= What is needed =
Count how many lines contain the word "quality". Respond with the number alone.

= Dataset excerpts =

## BEGIN

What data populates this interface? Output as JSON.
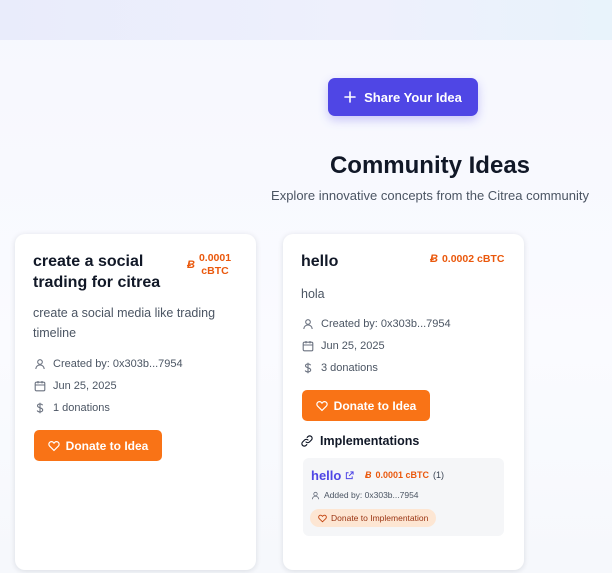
{
  "header": {
    "share_label": "Share Your Idea"
  },
  "section": {
    "title": "Community Ideas",
    "subtitle": "Explore innovative concepts from the Citrea community"
  },
  "ideas": [
    {
      "title": "create a social trading for citrea",
      "amount_line1": "0.0001",
      "amount_line2": "cBTC",
      "description": "create a social media like trading timeline",
      "created_by": "Created by: 0x303b...7954",
      "date": "Jun 25, 2025",
      "donations": "1 donations",
      "donate_label": "Donate to Idea"
    },
    {
      "title": "hello",
      "amount": "0.0002 cBTC",
      "description": "hola",
      "created_by": "Created by: 0x303b...7954",
      "date": "Jun 25, 2025",
      "donations": "3 donations",
      "donate_label": "Donate to Idea",
      "implementations_heading": "Implementations",
      "implementations": [
        {
          "name": "hello",
          "amount": "0.0001 cBTC",
          "count": "(1)",
          "added_by": "Added by: 0x303b...7954",
          "donate_label": "Donate to Implementation"
        }
      ]
    }
  ],
  "icons": {
    "currency_glyph": "Ƀ"
  },
  "colors": {
    "primary": "#4f46e5",
    "accent": "#f97316",
    "amount": "#ea580c",
    "title": "#111827",
    "muted": "#4b5563"
  }
}
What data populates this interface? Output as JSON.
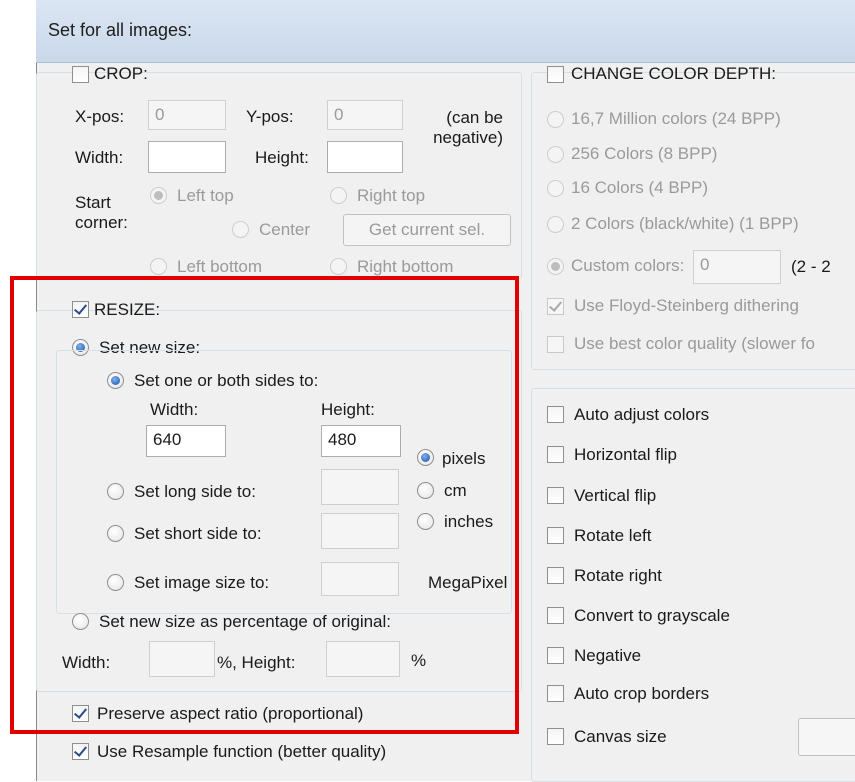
{
  "dialog": {
    "title": "Set for all images:"
  },
  "crop": {
    "label": "CROP:",
    "xpos_label": "X-pos:",
    "xpos_value": "0",
    "ypos_label": "Y-pos:",
    "ypos_value": "0",
    "note": "(can be negative)",
    "width_label": "Width:",
    "height_label": "Height:",
    "start_corner_label": "Start corner:",
    "left_top": "Left top",
    "right_top": "Right top",
    "center": "Center",
    "get_current_sel": "Get current sel.",
    "left_bottom": "Left bottom",
    "right_bottom": "Right bottom"
  },
  "resize": {
    "label": "RESIZE:",
    "set_new_size": "Set new size:",
    "set_one_or_both": "Set one or both sides to:",
    "width_label": "Width:",
    "height_label": "Height:",
    "width_value": "640",
    "height_value": "480",
    "pixels": "pixels",
    "cm": "cm",
    "inches": "inches",
    "set_long_side": "Set long side to:",
    "set_short_side": "Set short side to:",
    "set_image_size": "Set image size to:",
    "megapixel": "MegaPixel",
    "percentage": "Set new size as percentage of original:",
    "pct_width_label": "Width:",
    "pct_height_label": "%, Height:",
    "pct_suffix": "%",
    "preserve_aspect": "Preserve aspect ratio (proportional)"
  },
  "use_resample": "Use Resample function (better quality)",
  "color_depth": {
    "label": "CHANGE COLOR DEPTH:",
    "opt_24": "16,7 Million colors (24 BPP)",
    "opt_8": "256 Colors (8 BPP)",
    "opt_4": "16 Colors (4 BPP)",
    "opt_1": "2 Colors (black/white) (1 BPP)",
    "custom": "Custom colors:",
    "custom_value": "0",
    "custom_range": "(2 - 2",
    "floyd": "Use Floyd-Steinberg dithering",
    "best_quality": "Use best color quality (slower fo"
  },
  "options": {
    "auto_adjust": "Auto adjust colors",
    "horizontal_flip": "Horizontal flip",
    "vertical_flip": "Vertical flip",
    "rotate_left": "Rotate left",
    "rotate_right": "Rotate right",
    "grayscale": "Convert to grayscale",
    "negative": "Negative",
    "auto_crop": "Auto crop borders",
    "canvas_size": "Canvas size"
  },
  "colors": {
    "highlight": "#e00000",
    "radio_selected": "#1d4fa8"
  }
}
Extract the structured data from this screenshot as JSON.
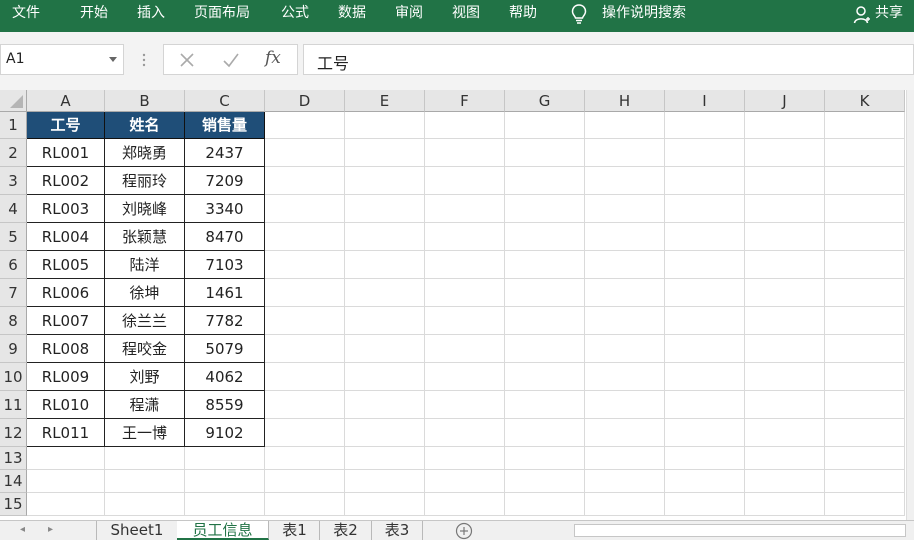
{
  "ribbon": {
    "tabs": [
      "文件",
      "开始",
      "插入",
      "页面布局",
      "公式",
      "数据",
      "审阅",
      "视图",
      "帮助"
    ],
    "search_label": "操作说明搜索",
    "share_label": "共享",
    "color": "#217346"
  },
  "formula_bar": {
    "name_box": "A1",
    "formula": "工号",
    "fx_label": "fx"
  },
  "columns": [
    "A",
    "B",
    "C",
    "D",
    "E",
    "F",
    "G",
    "H",
    "I",
    "J",
    "K"
  ],
  "rows": [
    "1",
    "2",
    "3",
    "4",
    "5",
    "6",
    "7",
    "8",
    "9",
    "10",
    "11",
    "12",
    "13",
    "14",
    "15"
  ],
  "table": {
    "headers": [
      "工号",
      "姓名",
      "销售量"
    ],
    "header_color": "#1f4e78",
    "rows": [
      [
        "RL001",
        "郑晓勇",
        "2437"
      ],
      [
        "RL002",
        "程丽玲",
        "7209"
      ],
      [
        "RL003",
        "刘晓峰",
        "3340"
      ],
      [
        "RL004",
        "张颖慧",
        "8470"
      ],
      [
        "RL005",
        "陆洋",
        "7103"
      ],
      [
        "RL006",
        "徐坤",
        "1461"
      ],
      [
        "RL007",
        "徐兰兰",
        "7782"
      ],
      [
        "RL008",
        "程咬金",
        "5079"
      ],
      [
        "RL009",
        "刘野",
        "4062"
      ],
      [
        "RL010",
        "程潇",
        "8559"
      ],
      [
        "RL011",
        "王一博",
        "9102"
      ]
    ]
  },
  "sheets": {
    "tabs": [
      "Sheet1",
      "员工信息",
      "表1",
      "表2",
      "表3"
    ],
    "active": "员工信息",
    "nav_prev": "◂",
    "nav_next": "▸"
  }
}
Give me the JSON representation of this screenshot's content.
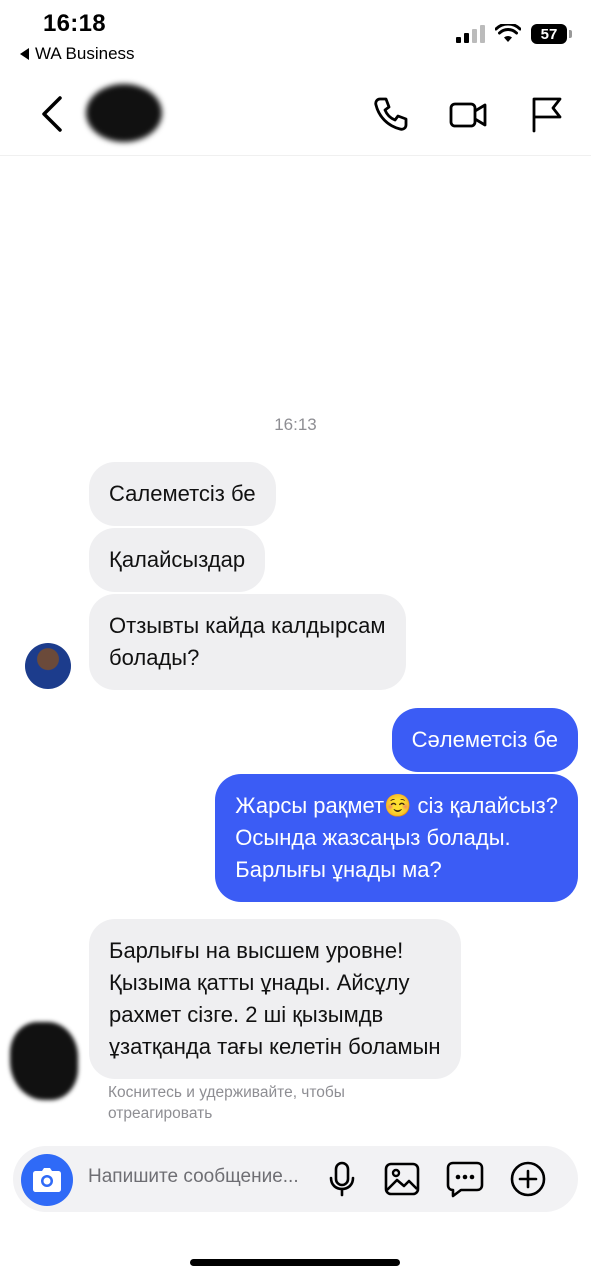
{
  "status_bar": {
    "time": "16:18",
    "back_app": "WA Business",
    "battery": "57"
  },
  "header": {
    "contact_name": "",
    "icons": [
      "chevron-left-icon",
      "phone-icon",
      "video-icon",
      "flag-icon"
    ]
  },
  "chat": {
    "timestamp": "16:13",
    "messages": [
      {
        "direction": "in",
        "text": "Салеметсіз бе"
      },
      {
        "direction": "in",
        "text": "Қалайсыздар"
      },
      {
        "direction": "in",
        "text": "Отзывты кайда калдырсам\nболады?"
      },
      {
        "direction": "out",
        "text": "Сәлеметсіз бе"
      },
      {
        "direction": "out",
        "text": "Жарсы рақмет☺️ сіз қалайсыз?\nОсында жазсаңыз болады.\nБарлығы ұнады ма?"
      },
      {
        "direction": "in",
        "text": "Барлығы на высшем уровне!\nҚызыма қатты ұнады. Айсұлу\nрахмет сізге. 2 ші қызымдв\nұзатқанда тағы келетін боламын"
      }
    ],
    "reaction_hint": "Коснитесь и удерживайте, чтобы\nотреагировать"
  },
  "composer": {
    "placeholder": "Напишите сообщение...",
    "icons": [
      "camera-icon",
      "microphone-icon",
      "image-icon",
      "sticker-icon",
      "plus-icon"
    ]
  },
  "colors": {
    "outgoing_bubble": "#3b5cf5",
    "incoming_bubble": "#efeff1",
    "camera_button": "#2f6af7"
  }
}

## END

= Output of the exercise =
2